Please reproduce every record, keeping each one exactly as written.

** start Listed entries **

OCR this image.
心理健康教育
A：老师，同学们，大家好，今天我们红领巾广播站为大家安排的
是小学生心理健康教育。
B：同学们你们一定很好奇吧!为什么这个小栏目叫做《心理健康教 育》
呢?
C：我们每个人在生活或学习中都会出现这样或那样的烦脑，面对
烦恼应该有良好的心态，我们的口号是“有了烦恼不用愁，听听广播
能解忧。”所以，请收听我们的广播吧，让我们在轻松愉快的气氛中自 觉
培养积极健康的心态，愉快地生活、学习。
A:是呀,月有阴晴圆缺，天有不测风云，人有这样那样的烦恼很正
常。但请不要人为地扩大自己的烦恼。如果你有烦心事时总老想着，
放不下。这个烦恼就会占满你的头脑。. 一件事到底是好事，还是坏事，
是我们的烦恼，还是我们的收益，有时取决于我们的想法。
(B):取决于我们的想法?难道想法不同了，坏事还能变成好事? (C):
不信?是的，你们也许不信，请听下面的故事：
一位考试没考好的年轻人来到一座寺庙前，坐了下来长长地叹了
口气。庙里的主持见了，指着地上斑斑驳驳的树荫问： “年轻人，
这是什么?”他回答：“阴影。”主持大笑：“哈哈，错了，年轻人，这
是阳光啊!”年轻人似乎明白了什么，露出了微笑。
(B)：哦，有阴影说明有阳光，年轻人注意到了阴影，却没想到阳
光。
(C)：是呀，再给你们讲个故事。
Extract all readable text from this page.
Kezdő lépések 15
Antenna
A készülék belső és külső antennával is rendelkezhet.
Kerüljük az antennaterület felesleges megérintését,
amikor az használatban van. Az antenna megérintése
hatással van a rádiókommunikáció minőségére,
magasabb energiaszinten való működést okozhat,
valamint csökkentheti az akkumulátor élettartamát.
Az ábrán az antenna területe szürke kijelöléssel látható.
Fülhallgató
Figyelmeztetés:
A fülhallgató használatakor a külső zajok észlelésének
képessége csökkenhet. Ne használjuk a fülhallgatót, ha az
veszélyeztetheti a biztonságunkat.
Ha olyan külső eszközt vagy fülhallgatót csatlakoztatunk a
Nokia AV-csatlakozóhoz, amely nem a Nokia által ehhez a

** end Listed entries **

Worked answer –
OCR this image.
心理健康教育
A：老师，同学们，大家好，今天我们红领巾广播站为大家安排的
是小学生心理健康教育。
B：同学们你们一定很好奇吧!为什么这个小栏目叫做《心理健康教 育》
呢?
C：我们每个人在生活或学习中都会出现这样或那样的烦脑，面对
烦恼应该有良好的心态，我们的口号是“有了烦恼不用愁，听听广播
能解忧。”所以，请收听我们的广播吧，让我们在轻松愉快的气氛中自 觉
培养积极健康的心态，愉快地生活、学习。
A:是呀,月有阴晴圆缺，天有不测风云，人有这样那样的烦恼很正
常。但请不要人为地扩大自己的烦恼。如果你有烦心事时总老想着，
放不下。这个烦恼就会占满你的头脑。. 一件事到底是好事，还是坏事，
是我们的烦恼，还是我们的收益，有时取决于我们的想法。
(B):取决于我们的想法?难道想法不同了，坏事还能变成好事? (C):
不信?是的，你们也许不信，请听下面的故事：
一位考试没考好的年轻人来到一座寺庙前，坐了下来长长地叹了
口气。庙里的主持见了，指着地上斑斑驳驳的树荫问： “年轻人，
这是什么?”他回答：“阴影。”主持大笑：“哈哈，错了，年轻人，这
是阳光啊!”年轻人似乎明白了什么，露出了微笑。
(B)：哦，有阴影说明有阳光，年轻人注意到了阴影，却没想到阳
光。
(C)：是呀，再给你们讲个故事。
Extract all readable text from this page.
Kezdő lépések 15
Antenna
A készülék belső és külső antennával is rendelkezhet.
Kerüljük az antennaterület felesleges megérintését,
amikor az használatban van. Az antenna megérintése
hatással van a rádiókommunikáció minőségére,
magasabb energiaszinten való működést okozhat,
valamint csökkentheti az akkumulátor élettartamát.
Az ábrán az antenna területe szürke kijelöléssel látható.
Fülhallgató
Figyelmeztetés:
A fülhallgató használatakor a külső zajok észlelésének
képessége csökkenhet. Ne használjuk a fülhallgatót, ha az
veszélyeztetheti a biztonságunkat.
Ha olyan külső eszközt vagy fülhallgatót csatlakoztatunk a
Nokia AV-csatlakozóhoz, amely nem a Nokia által ehhez a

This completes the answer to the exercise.